--- Start Input records ---

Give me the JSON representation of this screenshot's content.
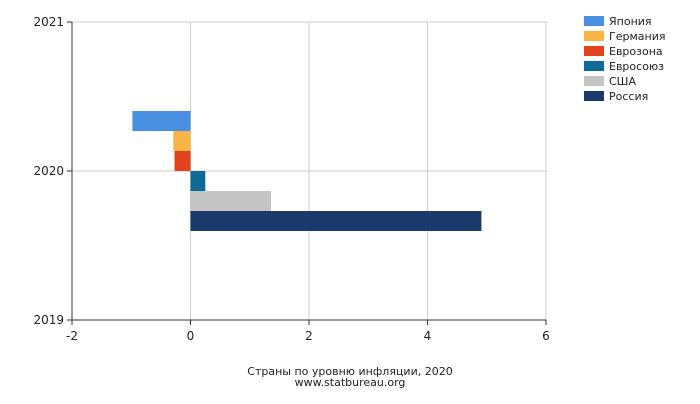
{
  "chart_data": {
    "type": "bar",
    "orientation": "horizontal",
    "title": "",
    "caption": [
      "Страны по уровню инфляции, 2020",
      "www.statbureau.org"
    ],
    "xlabel": "",
    "ylabel": "",
    "xlim": [
      -2,
      6
    ],
    "ylim": [
      2019,
      2021
    ],
    "x_ticks": [
      "-2",
      "0",
      "2",
      "4",
      "6"
    ],
    "y_ticks": [
      "2019",
      "2020",
      "2021"
    ],
    "grid": true,
    "legend_position": "top-right",
    "category": "2020",
    "series": [
      {
        "name": "Япония",
        "value": -0.98,
        "color": "#4A90E2"
      },
      {
        "name": "Германия",
        "value": -0.29,
        "color": "#F8B444"
      },
      {
        "name": "Еврозона",
        "value": -0.27,
        "color": "#E0431E"
      },
      {
        "name": "Евросоюз",
        "value": 0.25,
        "color": "#0E6A96"
      },
      {
        "name": "США",
        "value": 1.36,
        "color": "#C4C4C4"
      },
      {
        "name": "Россия",
        "value": 4.91,
        "color": "#1B3A6B"
      }
    ]
  }
}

--- End Input records ---

What you will do:
Respond with nothing but the number of lines in the entries that contain the string "value".

Answer to this problem:
6